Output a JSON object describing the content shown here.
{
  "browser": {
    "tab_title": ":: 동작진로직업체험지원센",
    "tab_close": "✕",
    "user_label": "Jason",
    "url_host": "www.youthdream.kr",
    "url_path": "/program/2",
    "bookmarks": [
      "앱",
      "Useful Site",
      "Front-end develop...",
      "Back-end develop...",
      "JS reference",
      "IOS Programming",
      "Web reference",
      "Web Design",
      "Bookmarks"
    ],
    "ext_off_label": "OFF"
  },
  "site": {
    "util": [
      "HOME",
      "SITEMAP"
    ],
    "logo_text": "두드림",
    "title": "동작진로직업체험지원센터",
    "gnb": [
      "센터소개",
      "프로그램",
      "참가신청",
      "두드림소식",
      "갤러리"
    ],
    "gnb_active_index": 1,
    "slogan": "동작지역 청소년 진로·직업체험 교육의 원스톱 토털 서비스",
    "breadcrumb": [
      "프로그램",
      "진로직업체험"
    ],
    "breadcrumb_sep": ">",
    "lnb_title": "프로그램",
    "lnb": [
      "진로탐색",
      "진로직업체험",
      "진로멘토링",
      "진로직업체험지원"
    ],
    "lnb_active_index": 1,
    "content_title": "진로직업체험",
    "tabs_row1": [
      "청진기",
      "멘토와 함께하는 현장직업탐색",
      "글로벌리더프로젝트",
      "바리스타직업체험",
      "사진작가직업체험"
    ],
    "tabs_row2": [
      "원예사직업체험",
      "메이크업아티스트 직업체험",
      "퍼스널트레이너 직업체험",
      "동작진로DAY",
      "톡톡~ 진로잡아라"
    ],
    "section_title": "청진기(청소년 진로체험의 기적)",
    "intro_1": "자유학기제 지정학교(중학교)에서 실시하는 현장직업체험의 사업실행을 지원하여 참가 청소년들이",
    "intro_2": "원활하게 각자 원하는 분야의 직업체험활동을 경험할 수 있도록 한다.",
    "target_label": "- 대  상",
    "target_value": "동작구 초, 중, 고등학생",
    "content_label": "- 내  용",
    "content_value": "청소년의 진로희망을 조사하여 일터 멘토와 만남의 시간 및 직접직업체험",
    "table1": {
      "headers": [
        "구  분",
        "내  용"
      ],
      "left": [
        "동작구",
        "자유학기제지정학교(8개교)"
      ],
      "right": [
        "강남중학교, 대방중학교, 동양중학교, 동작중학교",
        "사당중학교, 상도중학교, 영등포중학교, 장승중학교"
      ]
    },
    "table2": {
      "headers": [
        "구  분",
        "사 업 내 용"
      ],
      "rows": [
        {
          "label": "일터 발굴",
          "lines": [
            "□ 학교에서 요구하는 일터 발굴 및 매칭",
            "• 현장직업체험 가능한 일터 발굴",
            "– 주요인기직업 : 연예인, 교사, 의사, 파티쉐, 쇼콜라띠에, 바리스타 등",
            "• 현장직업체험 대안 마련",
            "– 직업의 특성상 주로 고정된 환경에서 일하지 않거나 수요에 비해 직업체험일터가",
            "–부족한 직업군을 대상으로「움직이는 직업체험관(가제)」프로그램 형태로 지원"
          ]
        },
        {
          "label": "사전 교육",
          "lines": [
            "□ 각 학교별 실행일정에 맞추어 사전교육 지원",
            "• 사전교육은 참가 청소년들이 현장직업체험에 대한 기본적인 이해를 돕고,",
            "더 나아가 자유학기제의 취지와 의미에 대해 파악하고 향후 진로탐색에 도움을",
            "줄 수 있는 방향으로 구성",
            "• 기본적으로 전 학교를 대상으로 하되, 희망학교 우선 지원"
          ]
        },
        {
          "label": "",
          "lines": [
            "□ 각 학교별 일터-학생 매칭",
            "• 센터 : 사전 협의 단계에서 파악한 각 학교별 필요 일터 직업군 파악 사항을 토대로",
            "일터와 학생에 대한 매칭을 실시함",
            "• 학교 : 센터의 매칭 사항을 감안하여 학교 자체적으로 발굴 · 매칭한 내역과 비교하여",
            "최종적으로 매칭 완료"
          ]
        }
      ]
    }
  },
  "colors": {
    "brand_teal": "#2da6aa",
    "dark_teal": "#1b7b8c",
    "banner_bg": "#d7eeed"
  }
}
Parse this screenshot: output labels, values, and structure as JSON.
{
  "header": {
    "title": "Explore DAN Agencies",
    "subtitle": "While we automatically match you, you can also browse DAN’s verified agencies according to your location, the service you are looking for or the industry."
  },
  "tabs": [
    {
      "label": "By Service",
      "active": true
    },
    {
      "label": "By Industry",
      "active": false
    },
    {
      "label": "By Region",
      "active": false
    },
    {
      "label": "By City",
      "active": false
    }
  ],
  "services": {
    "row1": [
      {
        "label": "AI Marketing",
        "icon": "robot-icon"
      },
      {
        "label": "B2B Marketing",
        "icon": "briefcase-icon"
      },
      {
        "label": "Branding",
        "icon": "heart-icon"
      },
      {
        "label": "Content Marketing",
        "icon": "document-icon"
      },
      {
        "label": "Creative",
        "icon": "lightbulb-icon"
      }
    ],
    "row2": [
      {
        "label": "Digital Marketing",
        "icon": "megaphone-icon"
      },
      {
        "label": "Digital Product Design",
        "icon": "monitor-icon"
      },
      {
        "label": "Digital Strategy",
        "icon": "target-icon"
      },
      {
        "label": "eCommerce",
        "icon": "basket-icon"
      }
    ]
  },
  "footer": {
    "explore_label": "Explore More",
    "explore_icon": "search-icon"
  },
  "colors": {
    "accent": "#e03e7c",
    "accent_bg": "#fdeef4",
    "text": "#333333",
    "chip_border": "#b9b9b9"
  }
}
..............................
EXERCISE. Every line holding "Design" should be copied out.

SOLVED EXERCISE.
      "Web Design",
        "label": "Digital Product Design",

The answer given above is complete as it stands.